## PROBLEM REQUIREMENTS
Please give the listing again in its entirety, exactly as written.

## WORKING DATA

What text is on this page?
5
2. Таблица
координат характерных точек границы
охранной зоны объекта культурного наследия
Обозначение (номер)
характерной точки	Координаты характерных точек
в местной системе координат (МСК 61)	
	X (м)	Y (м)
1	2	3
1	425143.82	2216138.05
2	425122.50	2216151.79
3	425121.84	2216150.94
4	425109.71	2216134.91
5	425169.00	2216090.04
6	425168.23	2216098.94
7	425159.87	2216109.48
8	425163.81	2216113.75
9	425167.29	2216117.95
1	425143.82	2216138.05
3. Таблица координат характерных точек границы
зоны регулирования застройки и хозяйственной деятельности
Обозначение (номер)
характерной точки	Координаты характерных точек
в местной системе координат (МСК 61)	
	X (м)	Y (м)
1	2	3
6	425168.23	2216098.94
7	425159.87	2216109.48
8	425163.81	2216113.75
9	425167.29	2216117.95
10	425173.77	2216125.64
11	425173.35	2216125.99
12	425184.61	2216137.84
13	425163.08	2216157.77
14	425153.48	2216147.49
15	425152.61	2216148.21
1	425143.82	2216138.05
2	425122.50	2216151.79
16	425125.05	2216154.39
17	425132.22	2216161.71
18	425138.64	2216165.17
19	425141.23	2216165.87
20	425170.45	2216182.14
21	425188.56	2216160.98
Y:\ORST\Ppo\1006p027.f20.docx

## FINISHED ANSWER
What text is on this page?
5
2. Таблица
координат характерных точек границы
охранной зоны объекта культурного наследия
Обозначение (номер)
характерной точки	Координаты характерных точек
в местной системе координат (МСК 61)	
	X (м)	Y (м)
1	2	3
1	425143.82	2216138.05
2	425122.50	2216151.79
3	425121.84	2216150.94
4	425109.71	2216134.91
5	425169.00	2216090.04
6	425168.23	2216098.94
7	425159.87	2216109.48
8	425163.81	2216113.75
9	425167.29	2216117.95
1	425143.82	2216138.05
3. Таблица координат характерных точек границы
зоны регулирования застройки и хозяйственной деятельности
Обозначение (номер)
характерной точки	Координаты характерных точек
в местной системе координат (МСК 61)	
	X (м)	Y (м)
1	2	3
6	425168.23	2216098.94
7	425159.87	2216109.48
8	425163.81	2216113.75
9	425167.29	2216117.95
10	425173.77	2216125.64
11	425173.35	2216125.99
12	425184.61	2216137.84
13	425163.08	2216157.77
14	425153.48	2216147.49
15	425152.61	2216148.21
1	425143.82	2216138.05
2	425122.50	2216151.79
16	425125.05	2216154.39
17	425132.22	2216161.71
18	425138.64	2216165.17
19	425141.23	2216165.87
20	425170.45	2216182.14
21	425188.56	2216160.98
Y:\ORST\Ppo\1006p027.f20.docx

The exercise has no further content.